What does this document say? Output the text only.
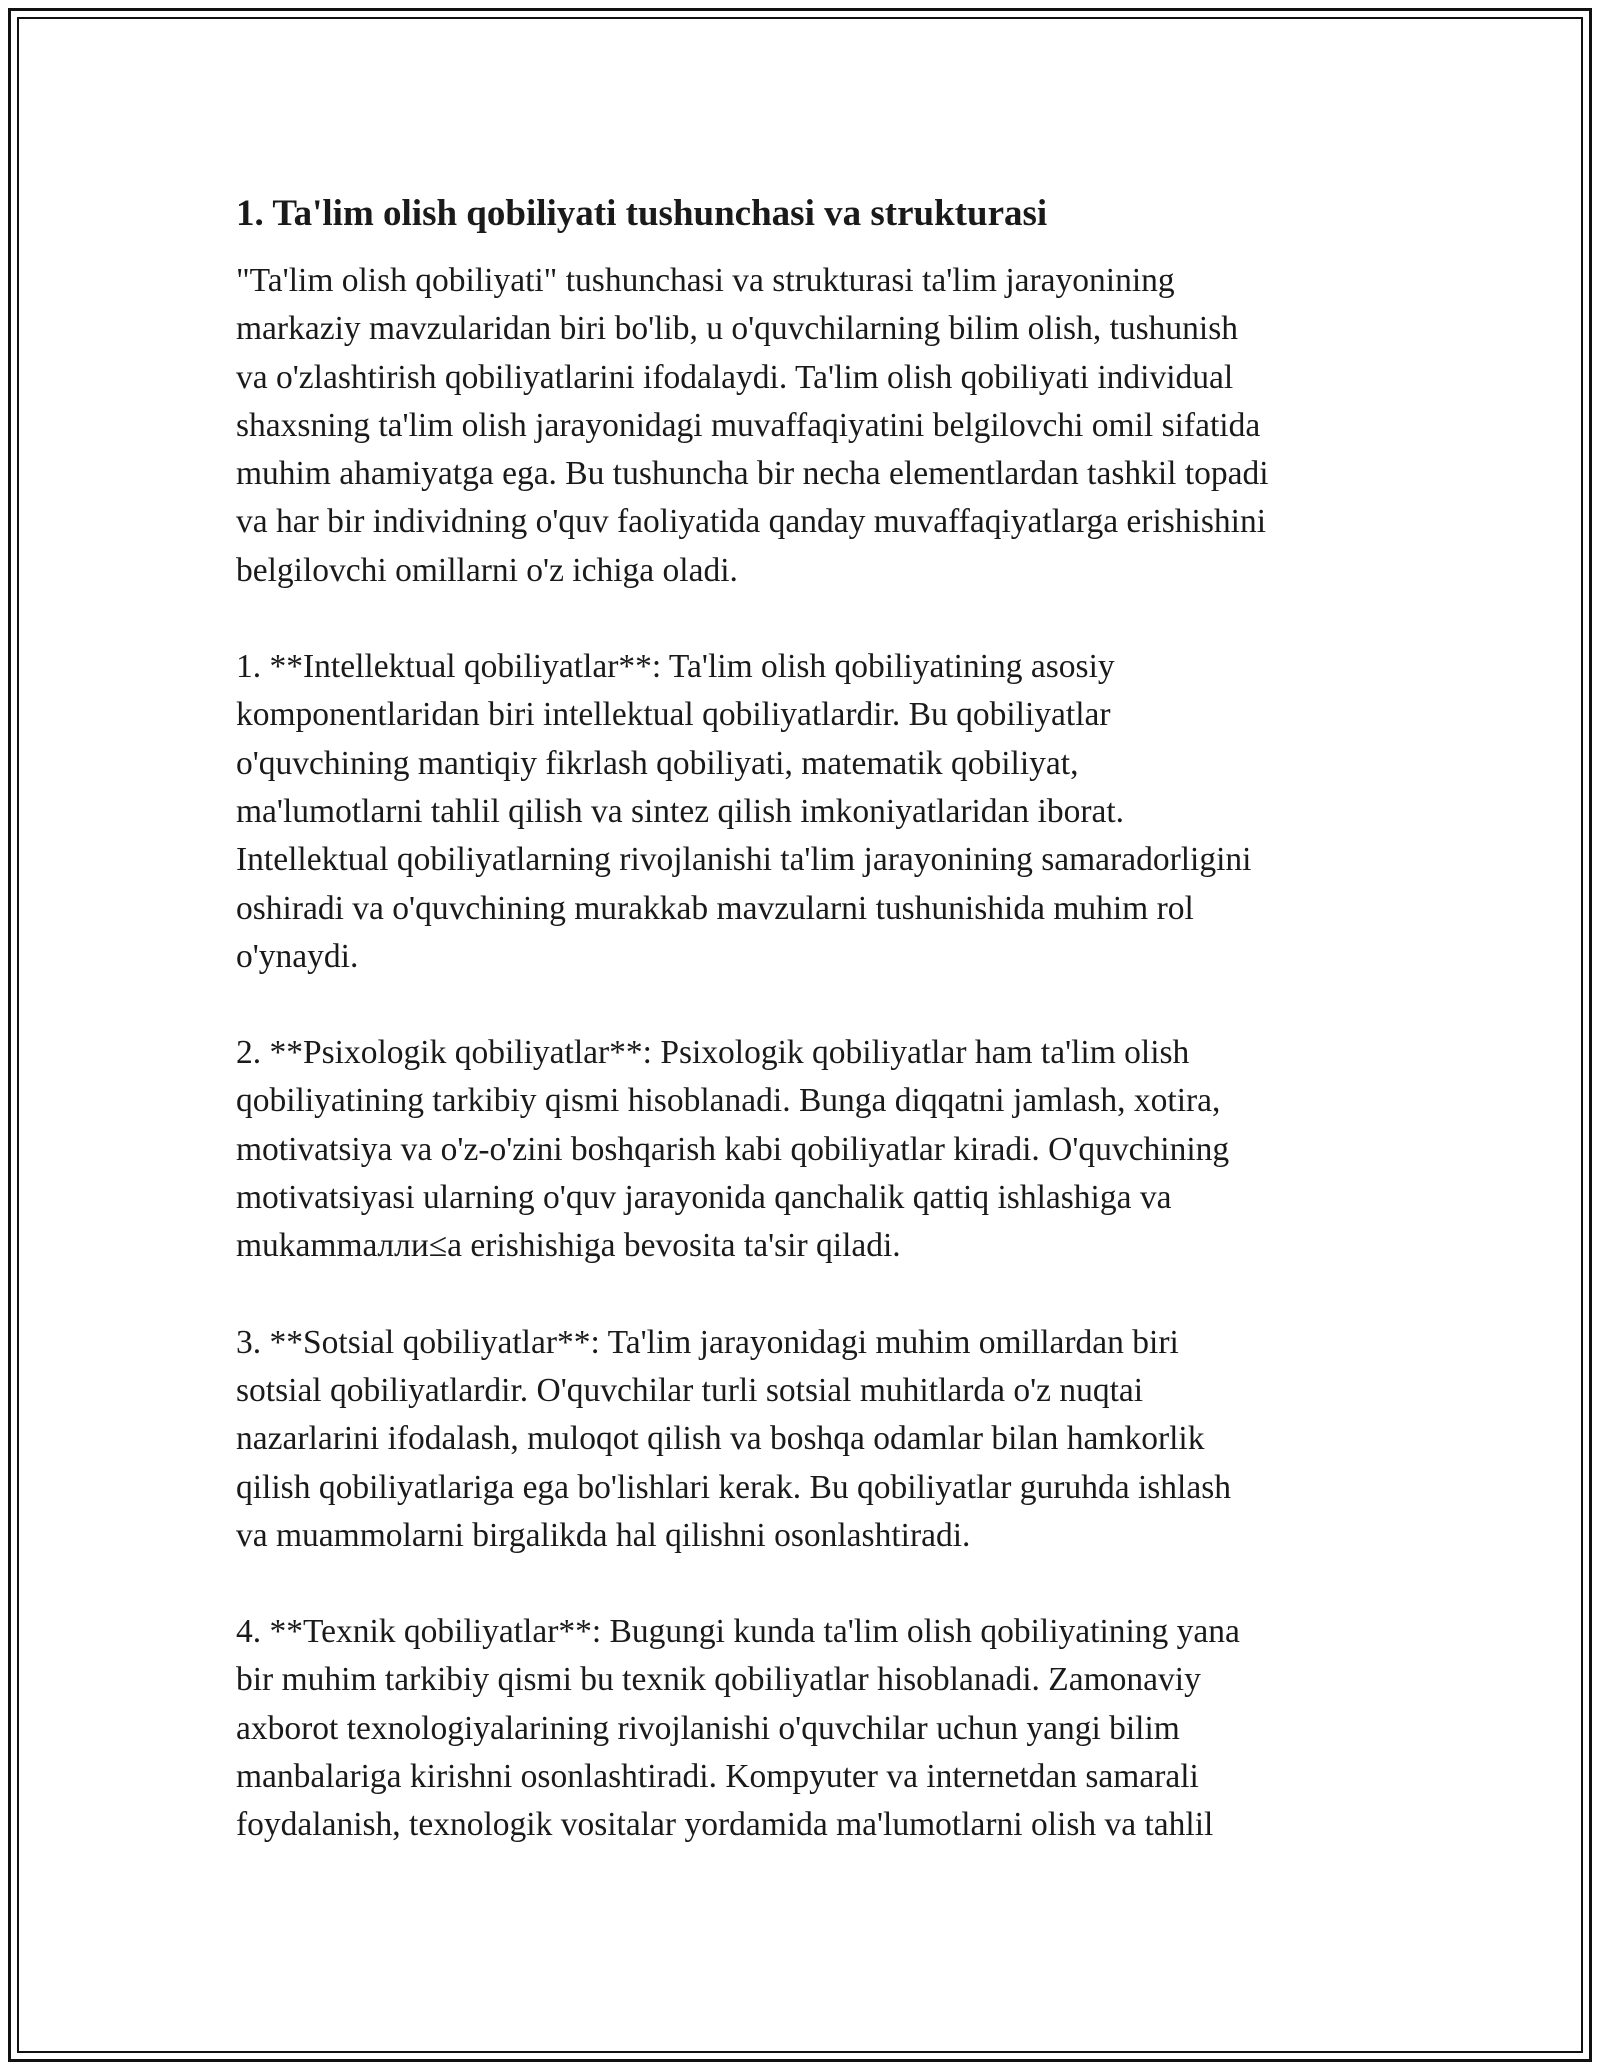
1. Ta'lim olish qobiliyati tushunchasi va strukturasi

"Ta'lim olish qobiliyati" tushunchasi va strukturasi ta'lim jarayonining
markaziy mavzularidan biri bo'lib, u o'quvchilarning bilim olish, tushunish
va o'zlashtirish qobiliyatlarini ifodalaydi. Ta'lim olish qobiliyati individual
shaxsning ta'lim olish jarayonidagi muvaffaqiyatini belgilovchi omil sifatida
muhim ahamiyatga ega. Bu tushuncha bir necha elementlardan tashkil topadi
va har bir individning o'quv faoliyatida qanday muvaffaqiyatlarga erishishini
belgilovchi omillarni o'z ichiga oladi.

1. **Intellektual qobiliyatlar**: Ta'lim olish qobiliyatining asosiy
komponentlaridan biri intellektual qobiliyatlardir. Bu qobiliyatlar
o'quvchining mantiqiy fikrlash qobiliyati, matematik qobiliyat,
ma'lumotlarni tahlil qilish va sintez qilish imkoniyatlaridan iborat.
Intellektual qobiliyatlarning rivojlanishi ta'lim jarayonining samaradorligini
oshiradi va o'quvchining murakkab mavzularni tushunishida muhim rol
o'ynaydi.

2. **Psixologik qobiliyatlar**: Psixologik qobiliyatlar ham ta'lim olish
qobiliyatining tarkibiy qismi hisoblanadi. Bunga diqqatni jamlash, xotira,
motivatsiya va o'z-o'zini boshqarish kabi qobiliyatlar kiradi. O'quvchining
motivatsiyasi ularning o'quv jarayonida qanchalik qattiq ishlashiga va
mukammaлли≤a erishishiga bevosita ta'sir qiladi.

3. **Sotsial qobiliyatlar**: Ta'lim jarayonidagi muhim omillardan biri
sotsial qobiliyatlardir. O'quvchilar turli sotsial muhitlarda o'z nuqtai
nazarlarini ifodalash, muloqot qilish va boshqa odamlar bilan hamkorlik
qilish qobiliyatlariga ega bo'lishlari kerak. Bu qobiliyatlar guruhda ishlash
va muammolarni birgalikda hal qilishni osonlashtiradi.

4. **Texnik qobiliyatlar**: Bugungi kunda ta'lim olish qobiliyatining yana
bir muhim tarkibiy qismi bu texnik qobiliyatlar hisoblanadi. Zamonaviy
axborot texnologiyalarining rivojlanishi o'quvchilar uchun yangi bilim
manbalariga kirishni osonlashtiradi. Kompyuter va internetdan samarali
foydalanish, texnologik vositalar yordamida ma'lumotlarni olish va tahlil
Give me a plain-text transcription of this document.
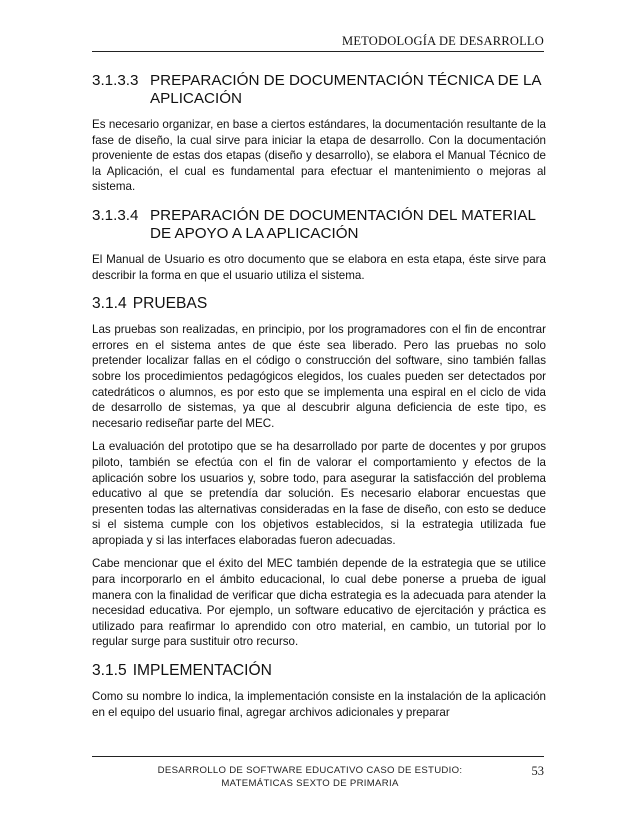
METODOLOGÍA DE DESARROLLO
3.1.3.3 PREPARACIÓN DE DOCUMENTACIÓN TÉCNICA DE LA APLICACIÓN

Es necesario organizar, en base a ciertos estándares, la documentación resultante de la fase de diseño, la cual sirve para iniciar la etapa de desarrollo. Con la documentación proveniente de estas dos etapas (diseño y desarrollo), se elabora el Manual Técnico de la Aplicación, el cual es fundamental para efectuar el mantenimiento o mejoras al sistema.

3.1.3.4 PREPARACIÓN DE DOCUMENTACIÓN DEL MATERIAL DE APOYO A LA APLICACIÓN

El Manual de Usuario es otro documento que se elabora en esta etapa, éste sirve para describir la forma en que el usuario utiliza el sistema.

3.1.4 PRUEBAS

Las pruebas son realizadas, en principio, por los programadores con el fin de encontrar errores en el sistema antes de que éste sea liberado. Pero las pruebas no solo pretender localizar fallas en el código o construcción del software, sino también fallas sobre los procedimientos pedagógicos elegidos, los cuales pueden ser detectados por catedráticos o alumnos, es por esto que se implementa una espiral en el ciclo de vida de desarrollo de sistemas, ya que al descubrir alguna deficiencia de este tipo, es necesario rediseñar parte del MEC.

La evaluación del prototipo que se ha desarrollado por parte de docentes y por grupos piloto, también se efectúa con el fin de valorar el comportamiento y efectos de la aplicación sobre los usuarios y, sobre todo, para asegurar la satisfacción del problema educativo al que se pretendía dar solución. Es necesario elaborar encuestas que presenten todas las alternativas consideradas en la fase de diseño, con esto se deduce si el sistema cumple con los objetivos establecidos, si la estrategia utilizada fue apropiada y si las interfaces elaboradas fueron adecuadas.

Cabe mencionar que el éxito del MEC también depende de la estrategia que se utilice para incorporarlo en el ámbito educacional, lo cual debe ponerse a prueba de igual manera con la finalidad de verificar que dicha estrategia es la adecuada para atender la necesidad educativa. Por ejemplo, un software educativo de ejercitación y práctica es utilizado para reafirmar lo aprendido con otro material, en cambio, un tutorial por lo regular surge para sustituir otro recurso.

3.1.5 IMPLEMENTACIÓN

Como su nombre lo indica, la implementación consiste en la instalación de la aplicación en el equipo del usuario final, agregar archivos adicionales y preparar

DESARROLLO DE SOFTWARE EDUCATIVO CASO DE ESTUDIO:
MATEMÁTICAS SEXTO DE PRIMARIA
53
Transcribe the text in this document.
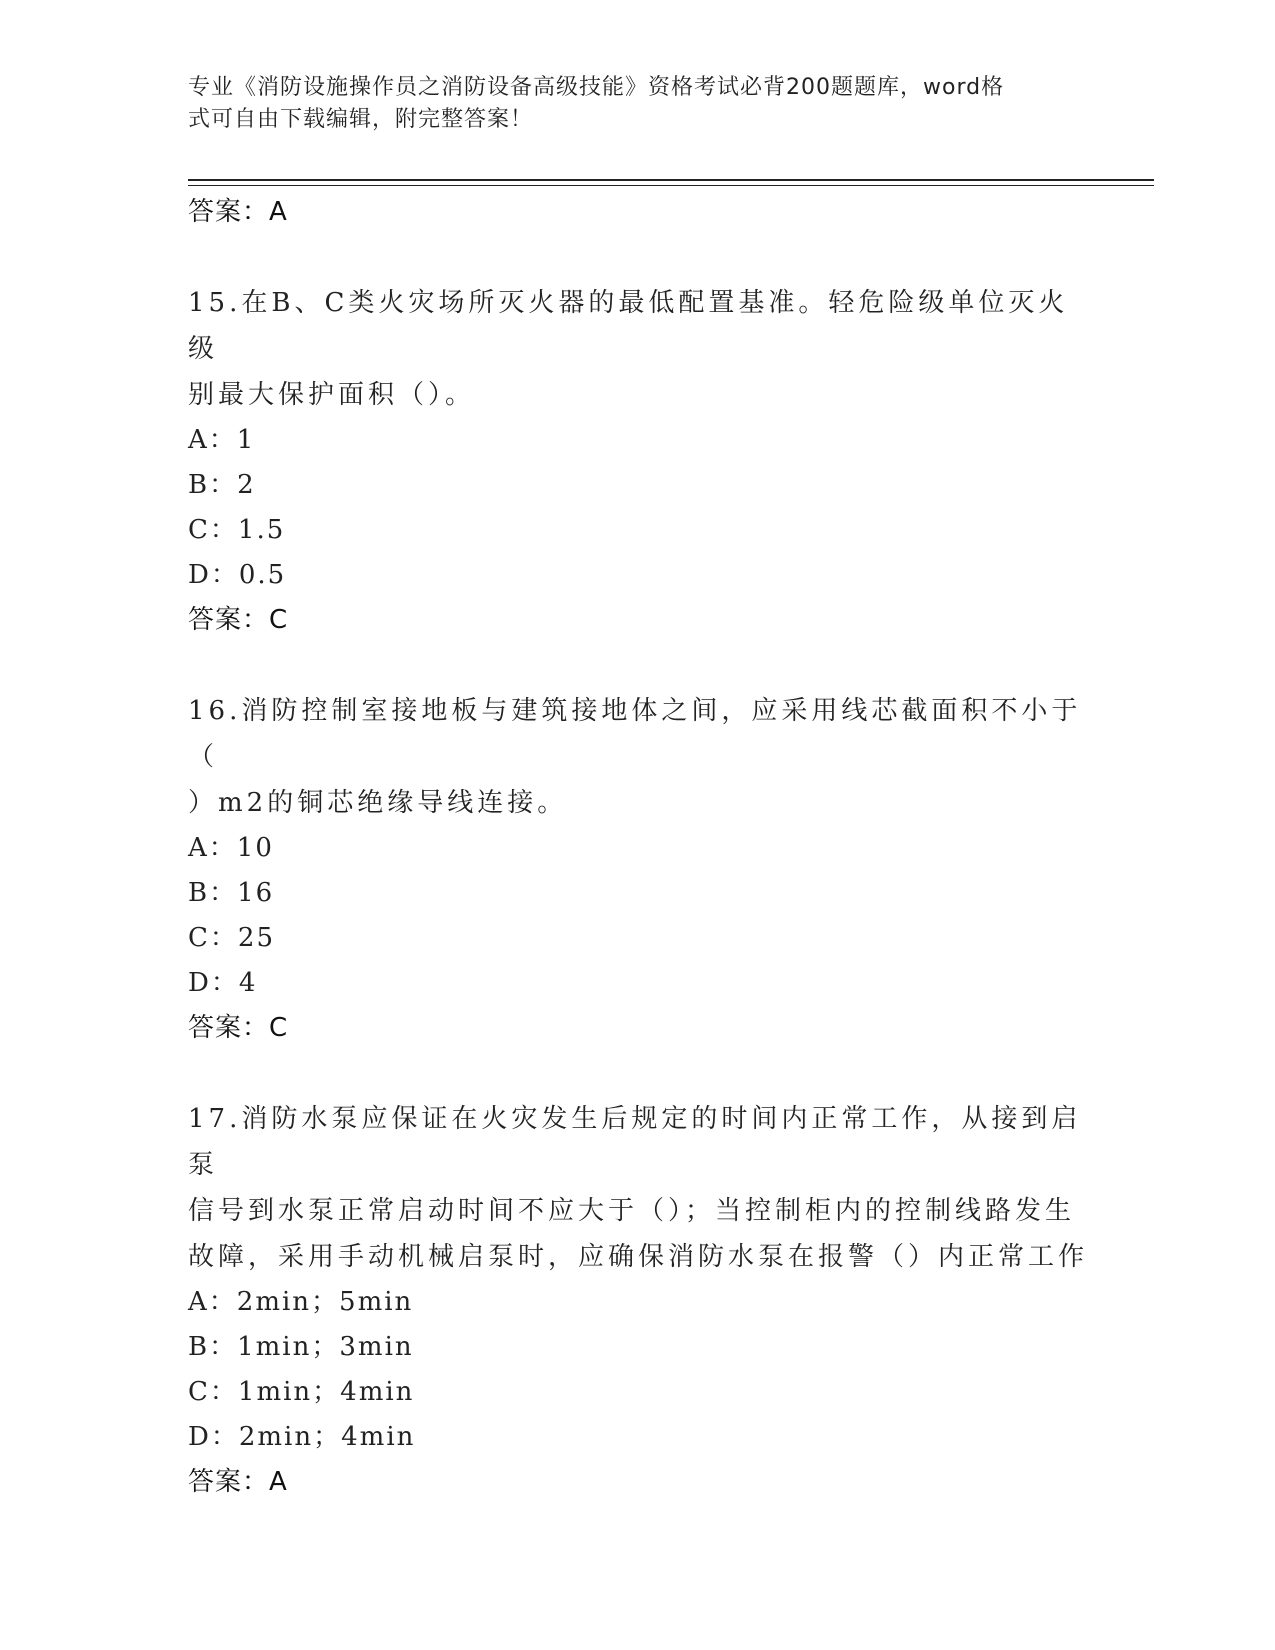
专业《消防设施操作员之消防设备高级技能》资格考试必背200题题库，word格
式可自由下载编辑，附完整答案！

答案：A

15.在B、C类火灾场所灭火器的最低配置基准。轻危险级单位灭火级
别最大保护面积（）。

A：1

B：2

C：1.5

D：0.5

答案：C

16.消防控制室接地板与建筑接地体之间，应采用线芯截面积不小于（
）m2的铜芯绝缘导线连接。

A：10

B：16

C：25

D：4

答案：C

17.消防水泵应保证在火灾发生后规定的时间内正常工作，从接到启泵
信号到水泵正常启动时间不应大于（）；当控制柜内的控制线路发生
故障，采用手动机械启泵时，应确保消防水泵在报警（）内正常工作

A：2min；5min

B：1min；3min

C：1min；4min

D：2min；4min

答案：A
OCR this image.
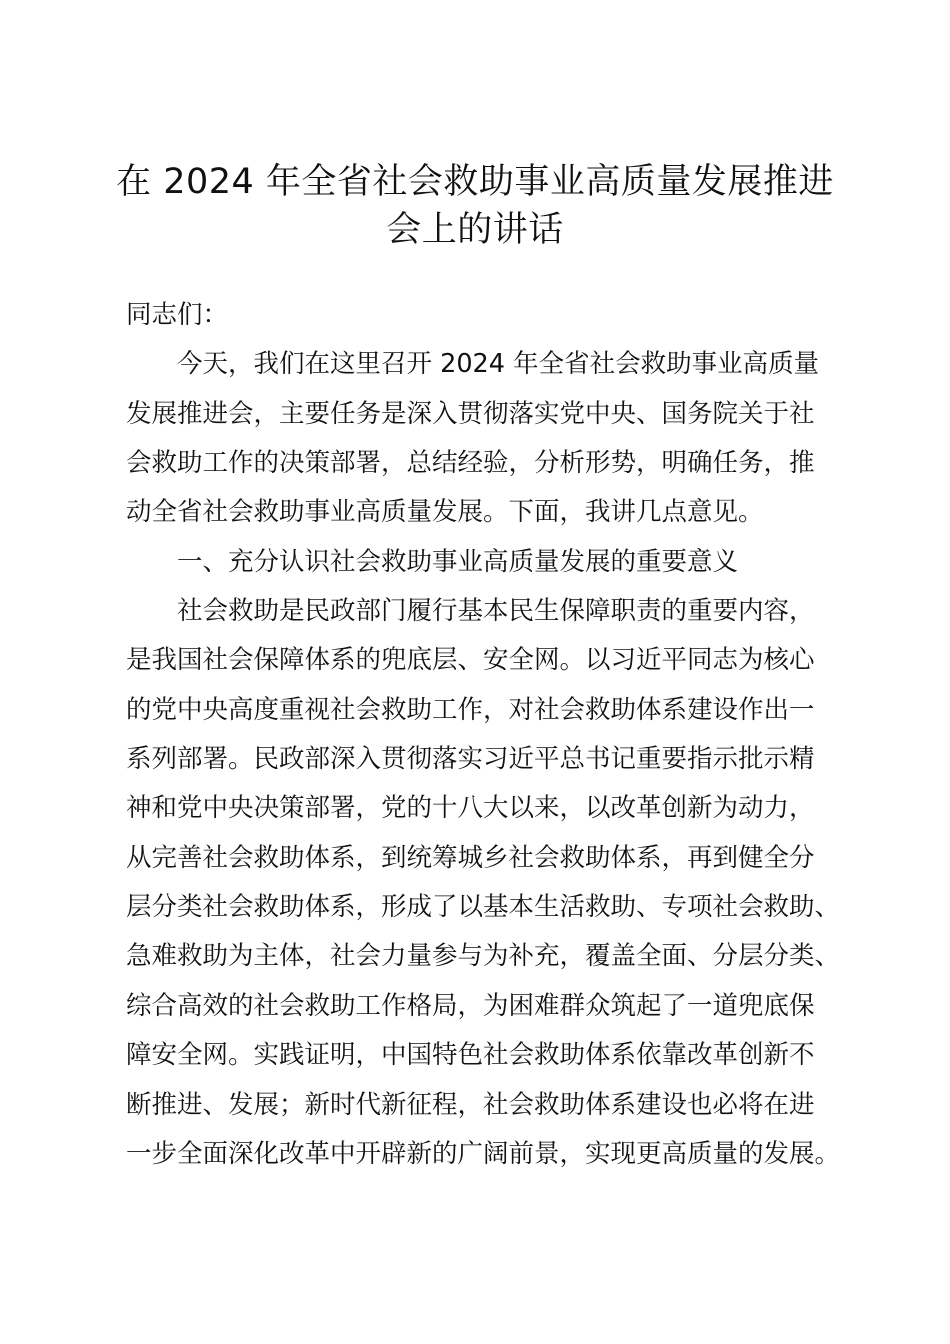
在 2024 年全省社会救助事业高质量发展推进
会上的讲话

同志们：

今天，我们在这里召开 2024 年全省社会救助事业高质量

发展推进会，主要任务是深入贯彻落实党中央、国务院关于社

会救助工作的决策部署，总结经验，分析形势，明确任务，推

动全省社会救助事业高质量发展。下面，我讲几点意见。

一、充分认识社会救助事业高质量发展的重要意义

社会救助是民政部门履行基本民生保障职责的重要内容，

是我国社会保障体系的兜底层、安全网。以习近平同志为核心

的党中央高度重视社会救助工作，对社会救助体系建设作出一

系列部署。民政部深入贯彻落实习近平总书记重要指示批示精

神和党中央决策部署，党的十八大以来，以改革创新为动力，

从完善社会救助体系，到统筹城乡社会救助体系，再到健全分

层分类社会救助体系，形成了以基本生活救助、专项社会救助、

急难救助为主体，社会力量参与为补充，覆盖全面、分层分类、

综合高效的社会救助工作格局，为困难群众筑起了一道兜底保

障安全网。实践证明，中国特色社会救助体系依靠改革创新不

断推进、发展；新时代新征程，社会救助体系建设也必将在进

一步全面深化改革中开辟新的广阔前景，实现更高质量的发展。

**********

» **Exercise aim**
Search the listing for the string "quvchining". Copy each line where it turns up.

» **Output of the exercise**
o'quvchining mantiqiy fikrlash qobiliyati, matematik qobiliyat,
oshiradi va o'quvchining murakkab mavzularni tushunishida muhim rol
motivatsiya va o'z-o'zini boshqarish kabi qobiliyatlar kiradi. O'quvchining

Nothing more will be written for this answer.